To be done: Every record must appear in your copy exactly as written, with no pictures.

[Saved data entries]
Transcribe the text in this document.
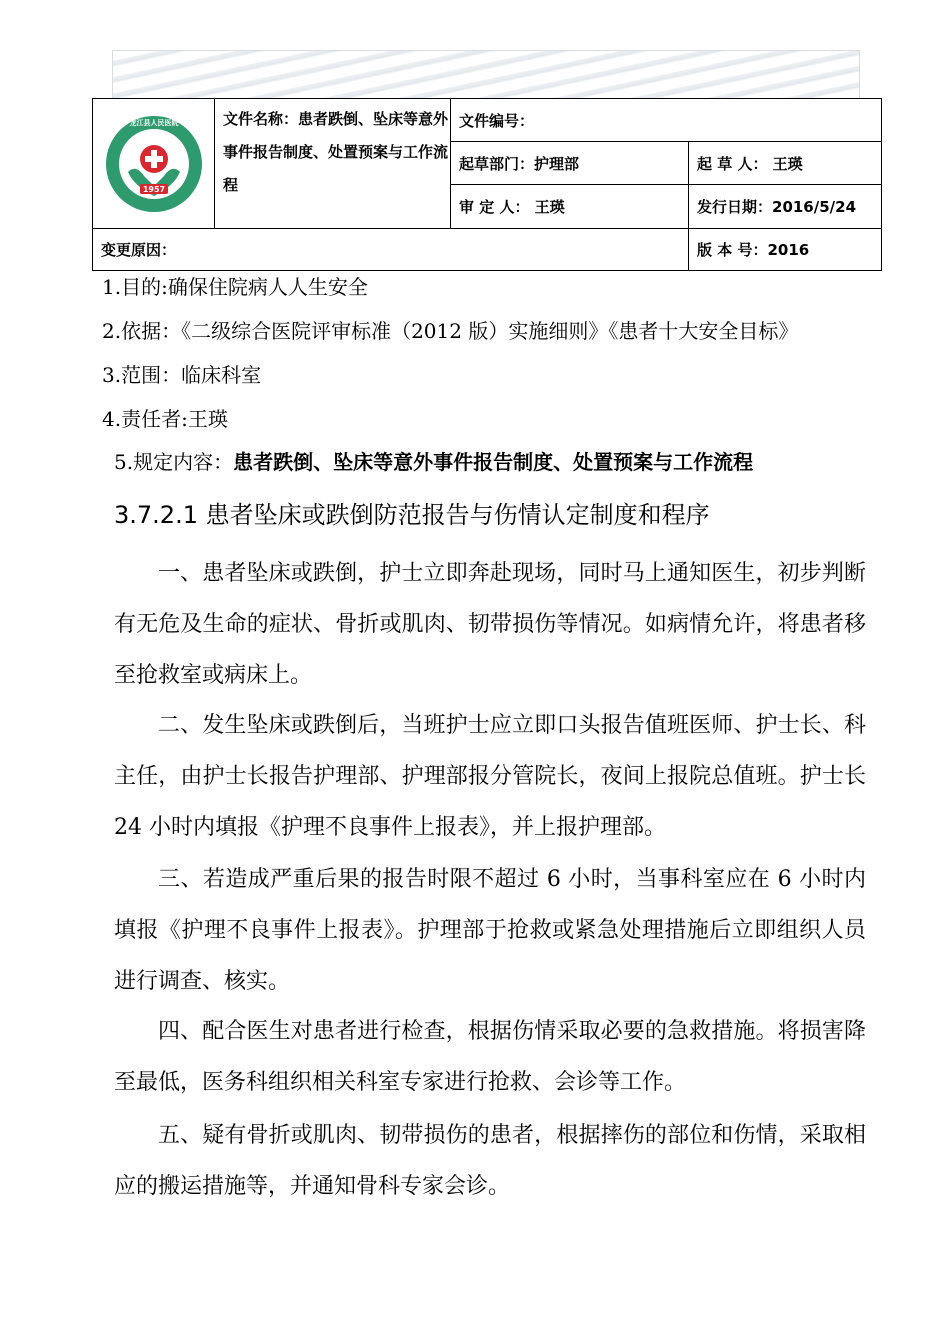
1957
龙江县人民医院	文件名称：患者跌倒、坠床等意外事件报告制度、处置预案与工作流程	文件编号：	
		起草部门：护理部	起 草 人： 王瑛
		审 定 人： 王瑛	发行日期：2016/5/24
变更原因：			版 本 号：2016
1.目的:确保住院病人人生安全
2.依据：《二级综合医院评审标准（2012 版）实施细则》《患者十大安全目标》
3.范围：临床科室
4.责任者:王瑛
5.规定内容：患者跌倒、坠床等意外事件报告制度、处置预案与工作流程
3.7.2.1 患者坠床或跌倒防范报告与伤情认定制度和程序

一、患者坠床或跌倒，护士立即奔赴现场，同时马上通知医生，初步判断有无危及生命的症状、骨折或肌肉、韧带损伤等情况。如病情允许，将患者移至抢救室或病床上。

二、发生坠床或跌倒后，当班护士应立即口头报告值班医师、护士长、科主任，由护士长报告护理部、护理部报分管院长，夜间上报院总值班。护士长 24 小时内填报《护理不良事件上报表》，并上报护理部。

三、若造成严重后果的报告时限不超过 6 小时，当事科室应在 6 小时内填报《护理不良事件上报表》。护理部于抢救或紧急处理措施后立即组织人员进行调查、核实。

四、配合医生对患者进行检查，根据伤情采取必要的急救措施。将损害降至最低，医务科组织相关科室专家进行抢救、会诊等工作。

五、疑有骨折或肌肉、韧带损伤的患者，根据摔伤的部位和伤情，采取相应的搬运措施等，并通知骨科专家会诊。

Solution for this task:
Transcribe the text in this document.
1957
龙江县人民医院	文件名称：患者跌倒、坠床等意外事件报告制度、处置预案与工作流程	文件编号：	
		起草部门：护理部	起 草 人： 王瑛
		审 定 人： 王瑛	发行日期：2016/5/24
变更原因：			版 本 号：2016
1.目的:确保住院病人人生安全
2.依据：《二级综合医院评审标准（2012 版）实施细则》《患者十大安全目标》
3.范围：临床科室
4.责任者:王瑛
5.规定内容：患者跌倒、坠床等意外事件报告制度、处置预案与工作流程
3.7.2.1 患者坠床或跌倒防范报告与伤情认定制度和程序

一、患者坠床或跌倒，护士立即奔赴现场，同时马上通知医生，初步判断有无危及生命的症状、骨折或肌肉、韧带损伤等情况。如病情允许，将患者移至抢救室或病床上。

二、发生坠床或跌倒后，当班护士应立即口头报告值班医师、护士长、科主任，由护士长报告护理部、护理部报分管院长，夜间上报院总值班。护士长 24 小时内填报《护理不良事件上报表》，并上报护理部。

三、若造成严重后果的报告时限不超过 6 小时，当事科室应在 6 小时内填报《护理不良事件上报表》。护理部于抢救或紧急处理措施后立即组织人员进行调查、核实。

四、配合医生对患者进行检查，根据伤情采取必要的急救措施。将损害降至最低，医务科组织相关科室专家进行抢救、会诊等工作。

五、疑有骨折或肌肉、韧带损伤的患者，根据摔伤的部位和伤情，采取相应的搬运措施等，并通知骨科专家会诊。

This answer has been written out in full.